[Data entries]
--- begin ---

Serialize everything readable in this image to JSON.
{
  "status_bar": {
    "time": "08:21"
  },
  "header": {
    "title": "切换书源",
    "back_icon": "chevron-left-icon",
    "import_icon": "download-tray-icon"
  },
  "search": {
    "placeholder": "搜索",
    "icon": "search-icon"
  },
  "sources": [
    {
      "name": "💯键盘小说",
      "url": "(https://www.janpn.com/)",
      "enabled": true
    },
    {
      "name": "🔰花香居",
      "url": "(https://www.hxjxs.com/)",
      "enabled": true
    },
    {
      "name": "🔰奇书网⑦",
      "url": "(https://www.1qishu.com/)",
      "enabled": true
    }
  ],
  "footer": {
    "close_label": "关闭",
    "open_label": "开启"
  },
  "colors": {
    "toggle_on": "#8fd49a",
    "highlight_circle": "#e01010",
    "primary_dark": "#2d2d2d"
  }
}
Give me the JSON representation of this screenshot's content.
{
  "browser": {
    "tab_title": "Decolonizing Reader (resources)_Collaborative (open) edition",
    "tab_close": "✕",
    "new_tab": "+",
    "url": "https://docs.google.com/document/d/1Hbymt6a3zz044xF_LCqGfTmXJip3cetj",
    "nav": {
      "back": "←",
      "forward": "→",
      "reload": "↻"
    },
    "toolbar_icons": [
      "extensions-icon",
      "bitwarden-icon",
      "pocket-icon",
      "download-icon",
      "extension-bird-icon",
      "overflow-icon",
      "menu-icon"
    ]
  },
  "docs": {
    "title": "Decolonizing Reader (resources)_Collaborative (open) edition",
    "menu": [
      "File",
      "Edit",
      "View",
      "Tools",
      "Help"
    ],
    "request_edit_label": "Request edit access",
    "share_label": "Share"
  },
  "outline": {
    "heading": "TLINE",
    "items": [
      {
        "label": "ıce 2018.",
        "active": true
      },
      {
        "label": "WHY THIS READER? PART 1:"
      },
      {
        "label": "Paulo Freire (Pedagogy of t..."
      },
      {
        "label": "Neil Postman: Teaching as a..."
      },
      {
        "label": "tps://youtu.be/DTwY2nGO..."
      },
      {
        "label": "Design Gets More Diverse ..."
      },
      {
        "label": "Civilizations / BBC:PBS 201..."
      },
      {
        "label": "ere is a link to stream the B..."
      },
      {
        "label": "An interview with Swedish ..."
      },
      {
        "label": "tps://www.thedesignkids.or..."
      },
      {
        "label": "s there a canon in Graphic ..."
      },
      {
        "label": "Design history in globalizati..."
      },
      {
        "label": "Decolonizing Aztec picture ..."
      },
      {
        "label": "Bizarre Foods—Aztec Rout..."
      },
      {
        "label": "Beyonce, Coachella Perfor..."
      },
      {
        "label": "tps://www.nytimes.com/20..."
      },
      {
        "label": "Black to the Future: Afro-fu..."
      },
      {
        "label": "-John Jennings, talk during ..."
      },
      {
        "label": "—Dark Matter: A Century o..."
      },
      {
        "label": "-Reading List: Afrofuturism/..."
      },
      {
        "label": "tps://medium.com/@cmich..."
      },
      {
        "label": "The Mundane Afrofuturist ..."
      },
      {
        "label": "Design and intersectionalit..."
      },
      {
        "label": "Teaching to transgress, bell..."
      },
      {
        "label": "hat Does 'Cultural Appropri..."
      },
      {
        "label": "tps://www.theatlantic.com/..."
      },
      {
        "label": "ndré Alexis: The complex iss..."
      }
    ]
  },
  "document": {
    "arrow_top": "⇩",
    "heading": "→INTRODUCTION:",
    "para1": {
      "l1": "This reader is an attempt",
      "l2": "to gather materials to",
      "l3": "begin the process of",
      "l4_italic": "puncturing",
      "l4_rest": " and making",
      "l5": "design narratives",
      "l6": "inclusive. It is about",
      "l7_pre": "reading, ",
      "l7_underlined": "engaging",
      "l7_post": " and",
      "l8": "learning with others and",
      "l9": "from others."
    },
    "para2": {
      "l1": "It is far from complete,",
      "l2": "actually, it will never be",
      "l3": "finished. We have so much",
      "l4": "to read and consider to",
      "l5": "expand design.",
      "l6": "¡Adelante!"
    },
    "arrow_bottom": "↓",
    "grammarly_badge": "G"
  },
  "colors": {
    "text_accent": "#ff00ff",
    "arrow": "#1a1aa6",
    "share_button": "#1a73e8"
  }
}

--- end ---

Return all of the data exactly as it reads.

* Answer to the exercise:
Serialize everything readable in this image to JSON.
{
  "status_bar": {
    "time": "08:21"
  },
  "header": {
    "title": "切换书源",
    "back_icon": "chevron-left-icon",
    "import_icon": "download-tray-icon"
  },
  "search": {
    "placeholder": "搜索",
    "icon": "search-icon"
  },
  "sources": [
    {
      "name": "💯键盘小说",
      "url": "(https://www.janpn.com/)",
      "enabled": true
    },
    {
      "name": "🔰花香居",
      "url": "(https://www.hxjxs.com/)",
      "enabled": true
    },
    {
      "name": "🔰奇书网⑦",
      "url": "(https://www.1qishu.com/)",
      "enabled": true
    }
  ],
  "footer": {
    "close_label": "关闭",
    "open_label": "开启"
  },
  "colors": {
    "toggle_on": "#8fd49a",
    "highlight_circle": "#e01010",
    "primary_dark": "#2d2d2d"
  }
}
Give me the JSON representation of this screenshot's content.
{
  "browser": {
    "tab_title": "Decolonizing Reader (resources)_Collaborative (open) edition",
    "tab_close": "✕",
    "new_tab": "+",
    "url": "https://docs.google.com/document/d/1Hbymt6a3zz044xF_LCqGfTmXJip3cetj",
    "nav": {
      "back": "←",
      "forward": "→",
      "reload": "↻"
    },
    "toolbar_icons": [
      "extensions-icon",
      "bitwarden-icon",
      "pocket-icon",
      "download-icon",
      "extension-bird-icon",
      "overflow-icon",
      "menu-icon"
    ]
  },
  "docs": {
    "title": "Decolonizing Reader (resources)_Collaborative (open) edition",
    "menu": [
      "File",
      "Edit",
      "View",
      "Tools",
      "Help"
    ],
    "request_edit_label": "Request edit access",
    "share_label": "Share"
  },
  "outline": {
    "heading": "TLINE",
    "items": [
      {
        "label": "ıce 2018.",
        "active": true
      },
      {
        "label": "WHY THIS READER? PART 1:"
      },
      {
        "label": "Paulo Freire (Pedagogy of t..."
      },
      {
        "label": "Neil Postman: Teaching as a..."
      },
      {
        "label": "tps://youtu.be/DTwY2nGO..."
      },
      {
        "label": "Design Gets More Diverse ..."
      },
      {
        "label": "Civilizations / BBC:PBS 201..."
      },
      {
        "label": "ere is a link to stream the B..."
      },
      {
        "label": "An interview with Swedish ..."
      },
      {
        "label": "tps://www.thedesignkids.or..."
      },
      {
        "label": "s there a canon in Graphic ..."
      },
      {
        "label": "Design history in globalizati..."
      },
      {
        "label": "Decolonizing Aztec picture ..."
      },
      {
        "label": "Bizarre Foods—Aztec Rout..."
      },
      {
        "label": "Beyonce, Coachella Perfor..."
      },
      {
        "label": "tps://www.nytimes.com/20..."
      },
      {
        "label": "Black to the Future: Afro-fu..."
      },
      {
        "label": "-John Jennings, talk during ..."
      },
      {
        "label": "—Dark Matter: A Century o..."
      },
      {
        "label": "-Reading List: Afrofuturism/..."
      },
      {
        "label": "tps://medium.com/@cmich..."
      },
      {
        "label": "The Mundane Afrofuturist ..."
      },
      {
        "label": "Design and intersectionalit..."
      },
      {
        "label": "Teaching to transgress, bell..."
      },
      {
        "label": "hat Does 'Cultural Appropri..."
      },
      {
        "label": "tps://www.theatlantic.com/..."
      },
      {
        "label": "ndré Alexis: The complex iss..."
      }
    ]
  },
  "document": {
    "arrow_top": "⇩",
    "heading": "→INTRODUCTION:",
    "para1": {
      "l1": "This reader is an attempt",
      "l2": "to gather materials to",
      "l3": "begin the process of",
      "l4_italic": "puncturing",
      "l4_rest": " and making",
      "l5": "design narratives",
      "l6": "inclusive. It is about",
      "l7_pre": "reading, ",
      "l7_underlined": "engaging",
      "l7_post": " and",
      "l8": "learning with others and",
      "l9": "from others."
    },
    "para2": {
      "l1": "It is far from complete,",
      "l2": "actually, it will never be",
      "l3": "finished. We have so much",
      "l4": "to read and consider to",
      "l5": "expand design.",
      "l6": "¡Adelante!"
    },
    "arrow_bottom": "↓",
    "grammarly_badge": "G"
  },
  "colors": {
    "text_accent": "#ff00ff",
    "arrow": "#1a1aa6",
    "share_button": "#1a73e8"
  }
}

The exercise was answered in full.